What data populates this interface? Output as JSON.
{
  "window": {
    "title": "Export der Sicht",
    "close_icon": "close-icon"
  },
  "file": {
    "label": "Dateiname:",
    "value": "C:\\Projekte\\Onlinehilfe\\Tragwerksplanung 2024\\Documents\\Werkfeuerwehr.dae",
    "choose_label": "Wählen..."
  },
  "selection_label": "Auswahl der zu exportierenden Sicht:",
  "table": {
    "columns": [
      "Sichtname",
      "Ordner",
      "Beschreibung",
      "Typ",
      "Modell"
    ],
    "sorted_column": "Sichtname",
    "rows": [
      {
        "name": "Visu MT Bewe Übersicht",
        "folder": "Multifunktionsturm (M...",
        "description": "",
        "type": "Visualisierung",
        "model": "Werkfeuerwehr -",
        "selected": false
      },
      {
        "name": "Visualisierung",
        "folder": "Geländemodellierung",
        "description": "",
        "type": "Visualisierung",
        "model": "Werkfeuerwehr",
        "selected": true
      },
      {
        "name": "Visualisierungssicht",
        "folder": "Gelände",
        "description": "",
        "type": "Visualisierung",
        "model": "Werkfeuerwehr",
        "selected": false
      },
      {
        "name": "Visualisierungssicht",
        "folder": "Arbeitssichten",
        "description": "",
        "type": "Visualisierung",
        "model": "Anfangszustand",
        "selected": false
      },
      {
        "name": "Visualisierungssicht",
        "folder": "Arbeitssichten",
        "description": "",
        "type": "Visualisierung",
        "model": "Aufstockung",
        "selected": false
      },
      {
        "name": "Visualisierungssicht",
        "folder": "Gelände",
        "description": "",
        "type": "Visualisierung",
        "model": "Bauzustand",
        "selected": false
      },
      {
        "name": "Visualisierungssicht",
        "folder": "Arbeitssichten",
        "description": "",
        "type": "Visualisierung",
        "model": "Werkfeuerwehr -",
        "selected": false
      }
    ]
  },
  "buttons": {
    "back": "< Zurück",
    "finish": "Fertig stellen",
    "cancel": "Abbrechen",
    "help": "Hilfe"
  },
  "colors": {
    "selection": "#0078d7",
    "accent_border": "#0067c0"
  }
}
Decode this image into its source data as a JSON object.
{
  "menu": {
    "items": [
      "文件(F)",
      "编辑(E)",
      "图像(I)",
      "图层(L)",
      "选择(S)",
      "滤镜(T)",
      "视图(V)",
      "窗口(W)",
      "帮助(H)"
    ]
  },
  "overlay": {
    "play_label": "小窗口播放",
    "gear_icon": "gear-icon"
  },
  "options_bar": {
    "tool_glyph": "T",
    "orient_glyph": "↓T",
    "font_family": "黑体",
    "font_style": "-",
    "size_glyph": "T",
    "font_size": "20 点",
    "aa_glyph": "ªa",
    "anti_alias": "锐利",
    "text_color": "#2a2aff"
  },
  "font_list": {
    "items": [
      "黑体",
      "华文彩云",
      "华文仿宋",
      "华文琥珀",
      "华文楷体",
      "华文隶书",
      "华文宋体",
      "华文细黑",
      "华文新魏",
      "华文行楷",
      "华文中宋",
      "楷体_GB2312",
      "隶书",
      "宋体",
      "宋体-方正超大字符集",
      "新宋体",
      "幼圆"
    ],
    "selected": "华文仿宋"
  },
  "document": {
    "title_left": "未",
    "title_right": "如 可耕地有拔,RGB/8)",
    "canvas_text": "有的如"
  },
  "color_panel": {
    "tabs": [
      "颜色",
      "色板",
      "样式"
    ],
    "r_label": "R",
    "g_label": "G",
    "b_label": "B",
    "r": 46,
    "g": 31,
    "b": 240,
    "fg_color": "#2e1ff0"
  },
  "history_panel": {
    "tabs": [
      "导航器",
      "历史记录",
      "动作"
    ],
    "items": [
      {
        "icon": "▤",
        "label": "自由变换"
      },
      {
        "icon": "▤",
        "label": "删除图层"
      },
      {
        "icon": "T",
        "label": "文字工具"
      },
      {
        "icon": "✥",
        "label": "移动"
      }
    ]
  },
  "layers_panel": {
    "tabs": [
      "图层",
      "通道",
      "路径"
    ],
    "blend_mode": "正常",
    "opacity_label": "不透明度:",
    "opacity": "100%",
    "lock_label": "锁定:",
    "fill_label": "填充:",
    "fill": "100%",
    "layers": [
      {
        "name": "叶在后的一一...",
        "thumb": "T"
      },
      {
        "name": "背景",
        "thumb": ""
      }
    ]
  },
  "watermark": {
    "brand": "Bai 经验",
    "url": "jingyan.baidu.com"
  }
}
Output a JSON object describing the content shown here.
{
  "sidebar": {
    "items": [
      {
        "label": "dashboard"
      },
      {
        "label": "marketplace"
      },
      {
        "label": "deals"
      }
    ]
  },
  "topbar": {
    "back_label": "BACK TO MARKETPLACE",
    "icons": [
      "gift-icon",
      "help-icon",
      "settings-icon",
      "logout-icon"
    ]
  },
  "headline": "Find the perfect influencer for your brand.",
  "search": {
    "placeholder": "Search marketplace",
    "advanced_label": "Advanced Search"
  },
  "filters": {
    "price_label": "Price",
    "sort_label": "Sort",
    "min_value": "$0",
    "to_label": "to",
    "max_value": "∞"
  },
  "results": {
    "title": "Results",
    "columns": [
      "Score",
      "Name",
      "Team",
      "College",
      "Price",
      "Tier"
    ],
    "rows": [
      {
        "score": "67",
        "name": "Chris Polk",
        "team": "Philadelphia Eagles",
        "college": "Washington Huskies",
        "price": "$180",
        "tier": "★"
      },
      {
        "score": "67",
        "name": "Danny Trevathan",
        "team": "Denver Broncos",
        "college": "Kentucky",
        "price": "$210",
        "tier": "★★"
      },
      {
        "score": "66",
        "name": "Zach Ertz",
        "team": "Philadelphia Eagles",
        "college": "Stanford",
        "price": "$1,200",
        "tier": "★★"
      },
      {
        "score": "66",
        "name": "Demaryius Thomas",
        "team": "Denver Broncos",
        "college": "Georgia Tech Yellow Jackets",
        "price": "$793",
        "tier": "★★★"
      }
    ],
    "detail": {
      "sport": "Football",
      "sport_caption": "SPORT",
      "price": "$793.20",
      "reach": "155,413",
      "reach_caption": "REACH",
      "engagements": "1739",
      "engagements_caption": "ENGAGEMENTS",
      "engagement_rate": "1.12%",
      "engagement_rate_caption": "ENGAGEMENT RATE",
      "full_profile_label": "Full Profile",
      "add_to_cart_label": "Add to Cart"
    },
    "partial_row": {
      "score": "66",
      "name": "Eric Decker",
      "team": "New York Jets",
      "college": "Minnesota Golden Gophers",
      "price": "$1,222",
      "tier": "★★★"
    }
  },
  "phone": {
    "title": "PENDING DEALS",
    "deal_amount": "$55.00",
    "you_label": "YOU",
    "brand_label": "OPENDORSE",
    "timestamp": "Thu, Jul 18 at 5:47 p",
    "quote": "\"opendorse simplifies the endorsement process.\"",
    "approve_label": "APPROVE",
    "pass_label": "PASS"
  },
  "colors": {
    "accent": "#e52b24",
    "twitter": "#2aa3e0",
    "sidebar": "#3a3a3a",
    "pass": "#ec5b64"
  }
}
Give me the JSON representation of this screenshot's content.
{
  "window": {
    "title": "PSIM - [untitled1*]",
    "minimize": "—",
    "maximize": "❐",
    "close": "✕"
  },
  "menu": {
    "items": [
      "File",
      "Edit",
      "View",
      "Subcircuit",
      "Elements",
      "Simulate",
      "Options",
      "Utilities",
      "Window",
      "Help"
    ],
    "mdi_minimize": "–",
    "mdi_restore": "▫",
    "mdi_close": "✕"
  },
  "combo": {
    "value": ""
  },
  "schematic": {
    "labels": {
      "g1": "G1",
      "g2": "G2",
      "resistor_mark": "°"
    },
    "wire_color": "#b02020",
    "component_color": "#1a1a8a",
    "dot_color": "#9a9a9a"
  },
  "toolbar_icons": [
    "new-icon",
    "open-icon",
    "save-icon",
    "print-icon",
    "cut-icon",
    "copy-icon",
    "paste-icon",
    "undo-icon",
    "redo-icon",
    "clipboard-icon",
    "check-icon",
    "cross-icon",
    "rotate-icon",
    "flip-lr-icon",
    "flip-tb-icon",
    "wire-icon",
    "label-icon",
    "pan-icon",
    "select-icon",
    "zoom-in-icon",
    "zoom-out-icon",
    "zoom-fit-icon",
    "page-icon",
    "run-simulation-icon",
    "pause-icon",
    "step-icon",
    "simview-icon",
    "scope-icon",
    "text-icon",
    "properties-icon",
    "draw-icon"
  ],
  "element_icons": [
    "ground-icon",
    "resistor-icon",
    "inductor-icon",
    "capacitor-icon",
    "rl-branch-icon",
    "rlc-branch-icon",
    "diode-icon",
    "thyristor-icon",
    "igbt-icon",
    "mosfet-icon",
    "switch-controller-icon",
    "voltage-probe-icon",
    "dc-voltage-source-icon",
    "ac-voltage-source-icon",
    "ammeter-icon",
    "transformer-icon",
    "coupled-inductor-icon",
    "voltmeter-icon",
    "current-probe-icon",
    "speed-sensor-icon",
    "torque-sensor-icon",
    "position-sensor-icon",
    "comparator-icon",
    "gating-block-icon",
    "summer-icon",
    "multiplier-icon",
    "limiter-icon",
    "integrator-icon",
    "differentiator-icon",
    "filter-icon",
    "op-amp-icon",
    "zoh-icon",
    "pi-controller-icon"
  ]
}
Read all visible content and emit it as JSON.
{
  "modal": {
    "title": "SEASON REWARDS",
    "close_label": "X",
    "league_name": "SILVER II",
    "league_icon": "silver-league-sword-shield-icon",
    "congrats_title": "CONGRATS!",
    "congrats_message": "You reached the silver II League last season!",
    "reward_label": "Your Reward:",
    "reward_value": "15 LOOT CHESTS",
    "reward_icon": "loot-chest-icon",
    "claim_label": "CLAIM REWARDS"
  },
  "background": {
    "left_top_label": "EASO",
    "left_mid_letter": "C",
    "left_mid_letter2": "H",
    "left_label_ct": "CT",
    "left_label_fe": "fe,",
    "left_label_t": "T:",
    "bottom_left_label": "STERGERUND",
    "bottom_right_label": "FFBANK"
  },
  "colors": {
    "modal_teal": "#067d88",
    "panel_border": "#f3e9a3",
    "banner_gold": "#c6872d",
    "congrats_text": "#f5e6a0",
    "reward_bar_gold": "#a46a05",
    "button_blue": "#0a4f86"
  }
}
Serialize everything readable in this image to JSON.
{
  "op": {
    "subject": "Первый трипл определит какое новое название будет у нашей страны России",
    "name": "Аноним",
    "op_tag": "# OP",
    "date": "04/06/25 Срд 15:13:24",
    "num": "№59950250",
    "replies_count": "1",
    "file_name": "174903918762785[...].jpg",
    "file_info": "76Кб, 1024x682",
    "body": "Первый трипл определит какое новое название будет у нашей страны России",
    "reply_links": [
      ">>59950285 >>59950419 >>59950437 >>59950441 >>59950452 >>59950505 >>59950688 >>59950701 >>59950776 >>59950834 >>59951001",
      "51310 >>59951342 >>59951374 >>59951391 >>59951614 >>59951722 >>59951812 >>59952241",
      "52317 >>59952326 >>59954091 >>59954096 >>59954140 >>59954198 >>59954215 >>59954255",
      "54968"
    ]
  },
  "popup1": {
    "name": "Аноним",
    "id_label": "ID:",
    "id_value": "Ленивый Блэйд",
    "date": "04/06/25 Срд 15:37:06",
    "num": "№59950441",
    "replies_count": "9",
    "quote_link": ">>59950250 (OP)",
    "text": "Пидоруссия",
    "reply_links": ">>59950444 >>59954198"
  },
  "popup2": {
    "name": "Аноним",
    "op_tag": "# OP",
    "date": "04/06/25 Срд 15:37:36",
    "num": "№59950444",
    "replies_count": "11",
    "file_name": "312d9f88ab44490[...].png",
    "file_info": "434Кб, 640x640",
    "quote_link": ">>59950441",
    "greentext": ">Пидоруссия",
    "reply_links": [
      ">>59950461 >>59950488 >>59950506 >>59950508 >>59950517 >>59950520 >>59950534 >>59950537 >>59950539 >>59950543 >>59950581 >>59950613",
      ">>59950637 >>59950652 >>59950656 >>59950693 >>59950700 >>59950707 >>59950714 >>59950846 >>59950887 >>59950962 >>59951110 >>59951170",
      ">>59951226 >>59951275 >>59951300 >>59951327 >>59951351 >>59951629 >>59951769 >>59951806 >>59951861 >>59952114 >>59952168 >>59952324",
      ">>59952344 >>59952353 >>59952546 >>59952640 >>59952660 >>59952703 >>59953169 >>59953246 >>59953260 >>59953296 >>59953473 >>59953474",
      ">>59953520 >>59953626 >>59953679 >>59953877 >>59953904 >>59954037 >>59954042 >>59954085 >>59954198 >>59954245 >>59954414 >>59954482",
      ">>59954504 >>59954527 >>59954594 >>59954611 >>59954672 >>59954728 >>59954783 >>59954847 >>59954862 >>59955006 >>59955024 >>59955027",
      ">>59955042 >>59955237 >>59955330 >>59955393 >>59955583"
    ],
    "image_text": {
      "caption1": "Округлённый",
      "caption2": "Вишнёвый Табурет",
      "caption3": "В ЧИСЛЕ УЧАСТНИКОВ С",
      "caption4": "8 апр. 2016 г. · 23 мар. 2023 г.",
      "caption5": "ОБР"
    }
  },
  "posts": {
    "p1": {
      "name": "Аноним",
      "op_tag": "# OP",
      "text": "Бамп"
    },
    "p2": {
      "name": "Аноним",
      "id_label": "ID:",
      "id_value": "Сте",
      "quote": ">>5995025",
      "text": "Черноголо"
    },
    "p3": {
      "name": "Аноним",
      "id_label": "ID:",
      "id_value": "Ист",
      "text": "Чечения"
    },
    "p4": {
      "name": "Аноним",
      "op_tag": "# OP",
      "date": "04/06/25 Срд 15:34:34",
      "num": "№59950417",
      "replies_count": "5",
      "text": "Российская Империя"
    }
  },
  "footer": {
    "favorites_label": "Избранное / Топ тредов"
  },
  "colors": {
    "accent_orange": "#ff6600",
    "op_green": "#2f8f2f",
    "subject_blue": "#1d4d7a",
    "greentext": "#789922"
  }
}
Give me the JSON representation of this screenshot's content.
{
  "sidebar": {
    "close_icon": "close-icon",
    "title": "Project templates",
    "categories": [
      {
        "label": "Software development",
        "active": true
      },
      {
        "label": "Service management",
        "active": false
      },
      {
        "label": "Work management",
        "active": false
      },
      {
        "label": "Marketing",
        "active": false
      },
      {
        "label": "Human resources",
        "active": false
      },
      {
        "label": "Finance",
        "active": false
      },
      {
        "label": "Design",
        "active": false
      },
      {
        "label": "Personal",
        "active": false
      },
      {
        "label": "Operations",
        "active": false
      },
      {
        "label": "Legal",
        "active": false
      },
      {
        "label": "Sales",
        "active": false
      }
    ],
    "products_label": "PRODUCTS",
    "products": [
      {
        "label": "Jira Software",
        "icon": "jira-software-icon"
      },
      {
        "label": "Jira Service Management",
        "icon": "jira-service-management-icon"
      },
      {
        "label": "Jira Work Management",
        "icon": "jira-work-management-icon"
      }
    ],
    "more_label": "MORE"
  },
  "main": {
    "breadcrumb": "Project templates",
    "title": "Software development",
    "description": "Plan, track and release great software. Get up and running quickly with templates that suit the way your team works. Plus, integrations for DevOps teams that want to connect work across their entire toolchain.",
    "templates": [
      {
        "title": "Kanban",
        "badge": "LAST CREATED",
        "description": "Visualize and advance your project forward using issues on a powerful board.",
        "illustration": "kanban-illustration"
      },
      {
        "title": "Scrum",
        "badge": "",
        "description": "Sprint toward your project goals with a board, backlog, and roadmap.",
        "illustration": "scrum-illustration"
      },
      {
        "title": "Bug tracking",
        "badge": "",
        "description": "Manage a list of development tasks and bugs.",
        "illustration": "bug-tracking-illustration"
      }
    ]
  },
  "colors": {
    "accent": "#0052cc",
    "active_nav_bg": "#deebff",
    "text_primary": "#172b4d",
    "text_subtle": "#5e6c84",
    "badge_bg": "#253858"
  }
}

### [Problem to solve]
Search the entries for the word "JSON" and copy every line that has it.

### [Expected answer]
What data populates this interface? Output as JSON.
Decode this image into its source data as a JSON object.
Output a JSON object describing the content shown here.
Give me the JSON representation of this screenshot's content.
Read all visible content and emit it as JSON.
Serialize everything readable in this image to JSON.
Give me the JSON representation of this screenshot's content.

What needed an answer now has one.